* What is being asked
Copy every entry word for word, but skip the pictures.

* Data supplied
╔══

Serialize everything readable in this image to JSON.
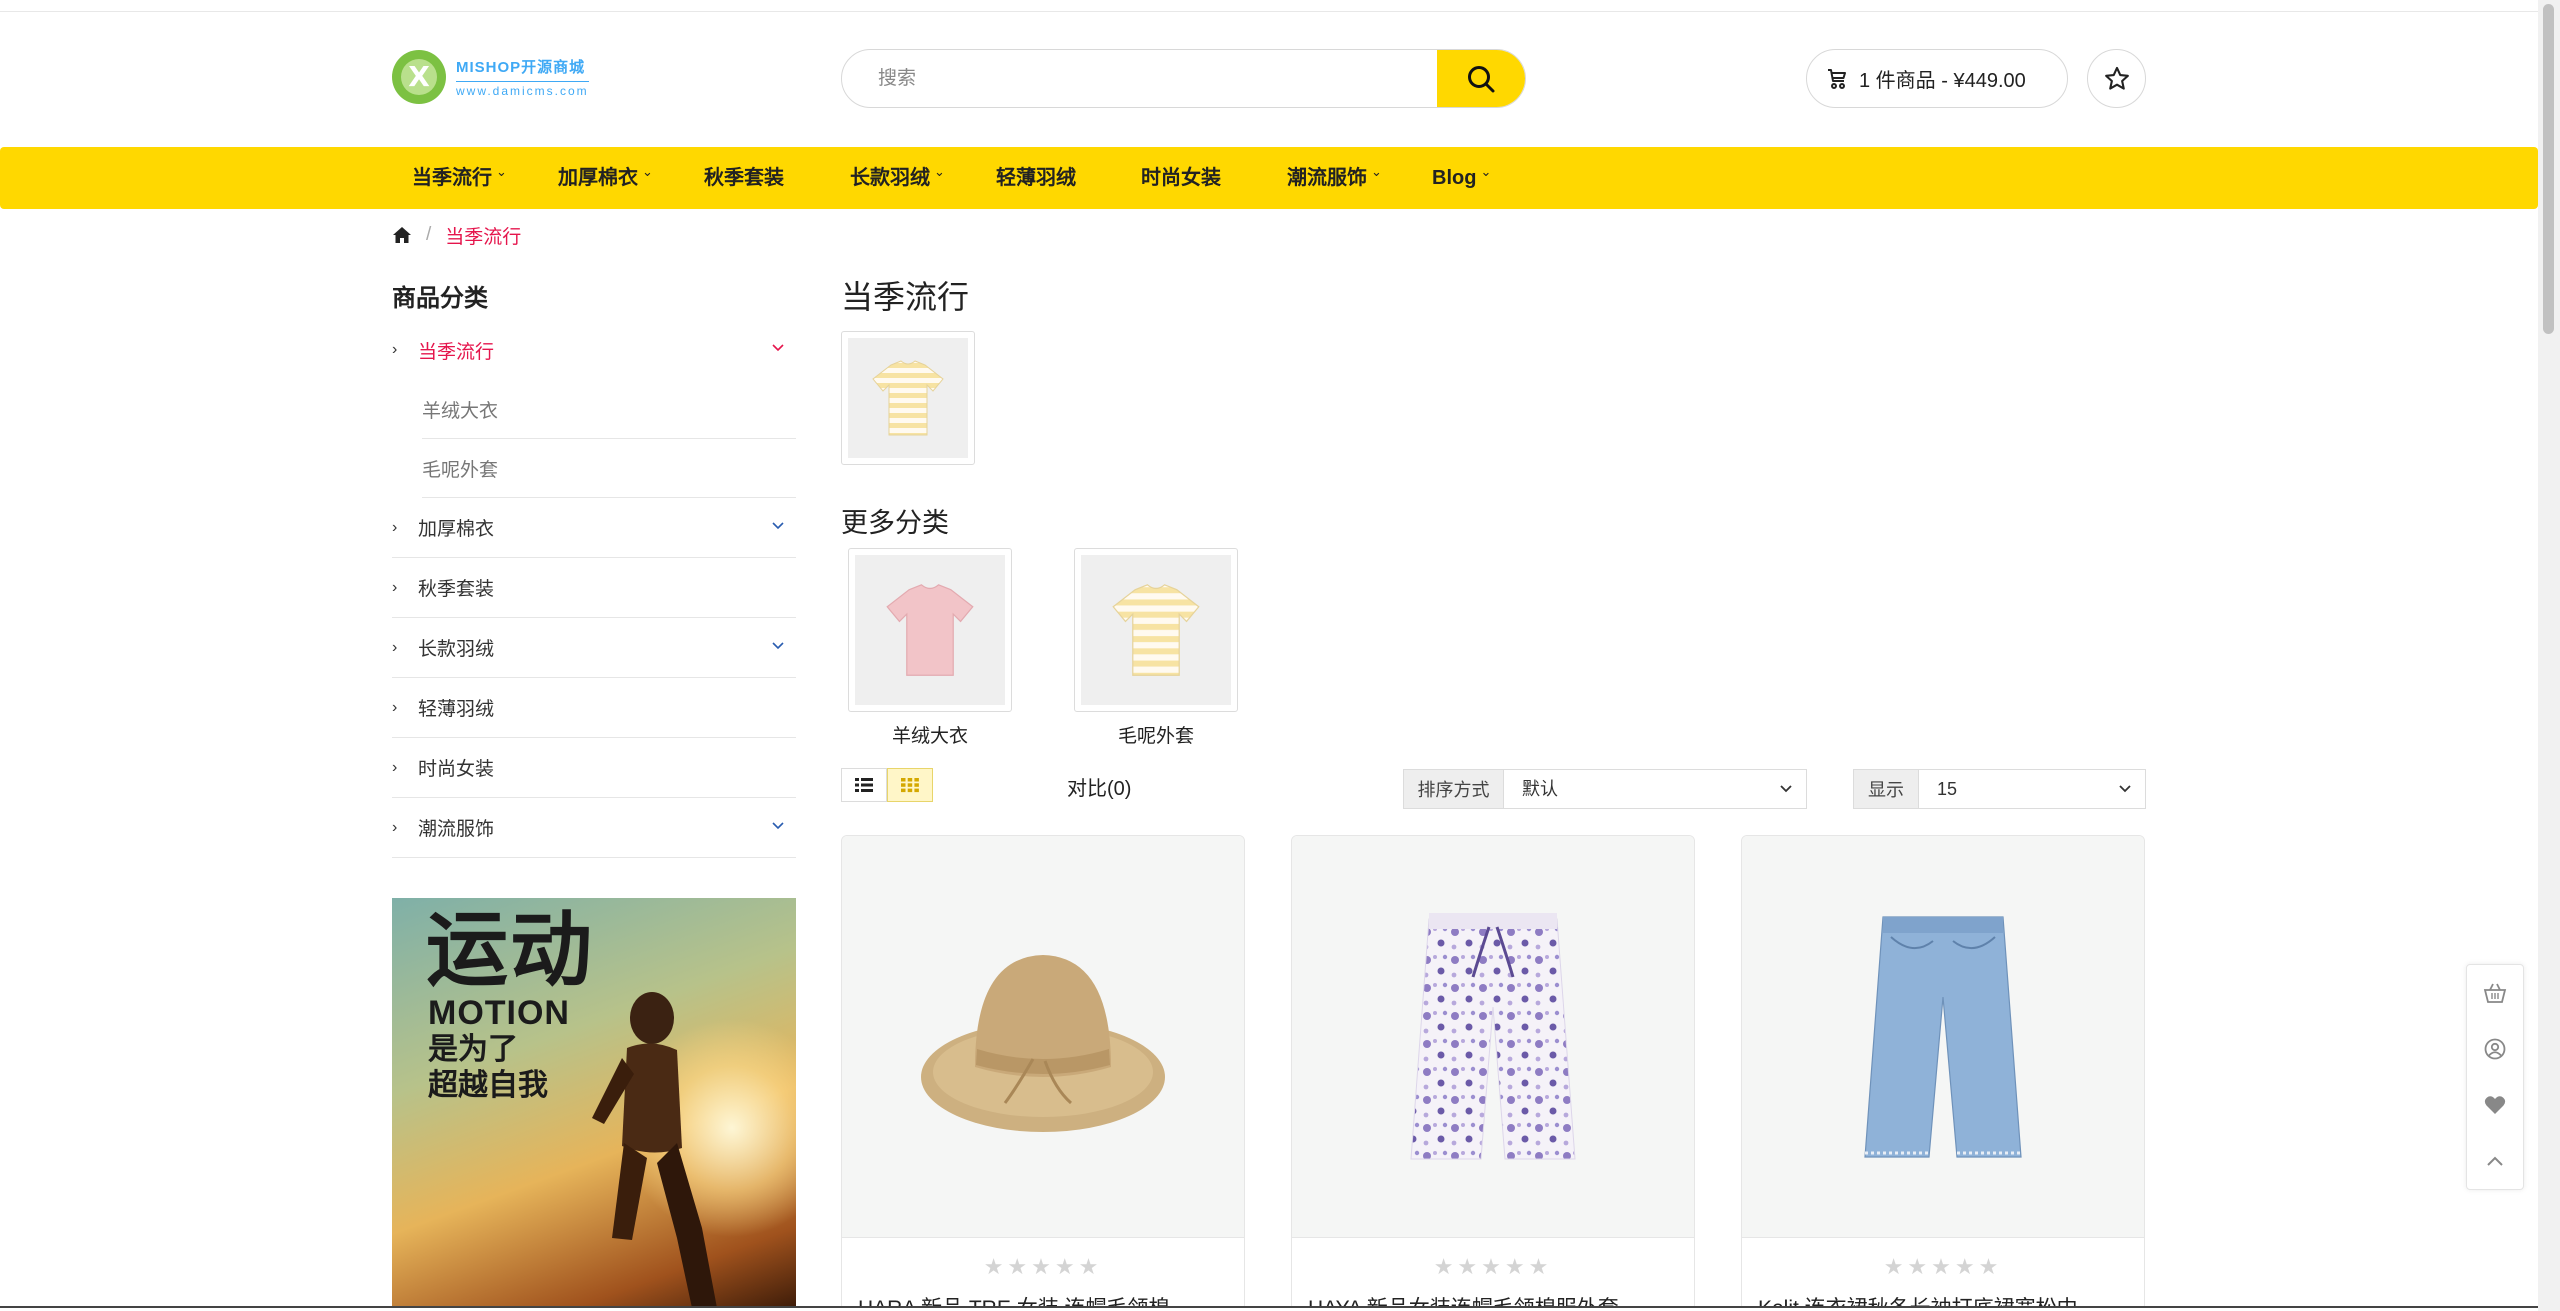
{
  "header": {
    "logo_name": "MISHOP开源商城",
    "logo_url": "www.damicms.com",
    "search_placeholder": "搜索",
    "cart_text": "1 件商品 - ¥449.00"
  },
  "nav": {
    "items": [
      {
        "label": "当季流行",
        "has_dropdown": true
      },
      {
        "label": "加厚棉衣",
        "has_dropdown": true
      },
      {
        "label": "秋季套装",
        "has_dropdown": false
      },
      {
        "label": "长款羽绒",
        "has_dropdown": true
      },
      {
        "label": "轻薄羽绒",
        "has_dropdown": false
      },
      {
        "label": "时尚女装",
        "has_dropdown": false
      },
      {
        "label": "潮流服饰",
        "has_dropdown": true
      },
      {
        "label": "Blog",
        "has_dropdown": true
      }
    ]
  },
  "breadcrumb": {
    "home_icon": "home-icon",
    "separator": "/",
    "current": "当季流行"
  },
  "sidebar": {
    "title": "商品分类",
    "categories": [
      {
        "label": "当季流行",
        "active": true,
        "expanded": true,
        "children": [
          "羊绒大衣",
          "毛呢外套"
        ]
      },
      {
        "label": "加厚棉衣",
        "has_children": true
      },
      {
        "label": "秋季套装",
        "has_children": false
      },
      {
        "label": "长款羽绒",
        "has_children": true
      },
      {
        "label": "轻薄羽绒",
        "has_children": false
      },
      {
        "label": "时尚女装",
        "has_children": false
      },
      {
        "label": "潮流服饰",
        "has_children": true
      }
    ],
    "banner": {
      "line1": "运动",
      "line2": "MOTION",
      "line3": "是为了",
      "line4": "超越自我"
    }
  },
  "main": {
    "title": "当季流行",
    "more_title": "更多分类",
    "subcategories": [
      {
        "label": "羊绒大衣"
      },
      {
        "label": "毛呢外套"
      }
    ],
    "toolbar": {
      "compare": "对比(0)",
      "sort_label": "排序方式",
      "sort_value": "默认",
      "show_label": "显示",
      "show_value": "15"
    },
    "products": [
      {
        "name": "HARA 新品 TRE 女装 连帽毛领棉",
        "rating": 0
      },
      {
        "name": "HAYA 新品女装连帽毛领棉服外套",
        "rating": 0
      },
      {
        "name": "Kelit 连衣裙秋冬长袖打底裙宽松中",
        "rating": 0
      }
    ]
  },
  "colors": {
    "accent": "#ffd800",
    "active_red": "#e5154c"
  }
}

╚══

* The response
Serialize everything readable in this image to JSON.
{
  "header": {
    "logo_name": "MISHOP开源商城",
    "logo_url": "www.damicms.com",
    "search_placeholder": "搜索",
    "cart_text": "1 件商品 - ¥449.00"
  },
  "nav": {
    "items": [
      {
        "label": "当季流行",
        "has_dropdown": true
      },
      {
        "label": "加厚棉衣",
        "has_dropdown": true
      },
      {
        "label": "秋季套装",
        "has_dropdown": false
      },
      {
        "label": "长款羽绒",
        "has_dropdown": true
      },
      {
        "label": "轻薄羽绒",
        "has_dropdown": false
      },
      {
        "label": "时尚女装",
        "has_dropdown": false
      },
      {
        "label": "潮流服饰",
        "has_dropdown": true
      },
      {
        "label": "Blog",
        "has_dropdown": true
      }
    ]
  },
  "breadcrumb": {
    "home_icon": "home-icon",
    "separator": "/",
    "current": "当季流行"
  },
  "sidebar": {
    "title": "商品分类",
    "categories": [
      {
        "label": "当季流行",
        "active": true,
        "expanded": true,
        "children": [
          "羊绒大衣",
          "毛呢外套"
        ]
      },
      {
        "label": "加厚棉衣",
        "has_children": true
      },
      {
        "label": "秋季套装",
        "has_children": false
      },
      {
        "label": "长款羽绒",
        "has_children": true
      },
      {
        "label": "轻薄羽绒",
        "has_children": false
      },
      {
        "label": "时尚女装",
        "has_children": false
      },
      {
        "label": "潮流服饰",
        "has_children": true
      }
    ],
    "banner": {
      "line1": "运动",
      "line2": "MOTION",
      "line3": "是为了",
      "line4": "超越自我"
    }
  },
  "main": {
    "title": "当季流行",
    "more_title": "更多分类",
    "subcategories": [
      {
        "label": "羊绒大衣"
      },
      {
        "label": "毛呢外套"
      }
    ],
    "toolbar": {
      "compare": "对比(0)",
      "sort_label": "排序方式",
      "sort_value": "默认",
      "show_label": "显示",
      "show_value": "15"
    },
    "products": [
      {
        "name": "HARA 新品 TRE 女装 连帽毛领棉",
        "rating": 0
      },
      {
        "name": "HAYA 新品女装连帽毛领棉服外套",
        "rating": 0
      },
      {
        "name": "Kelit 连衣裙秋冬长袖打底裙宽松中",
        "rating": 0
      }
    ]
  },
  "colors": {
    "accent": "#ffd800",
    "active_red": "#e5154c"
  }
}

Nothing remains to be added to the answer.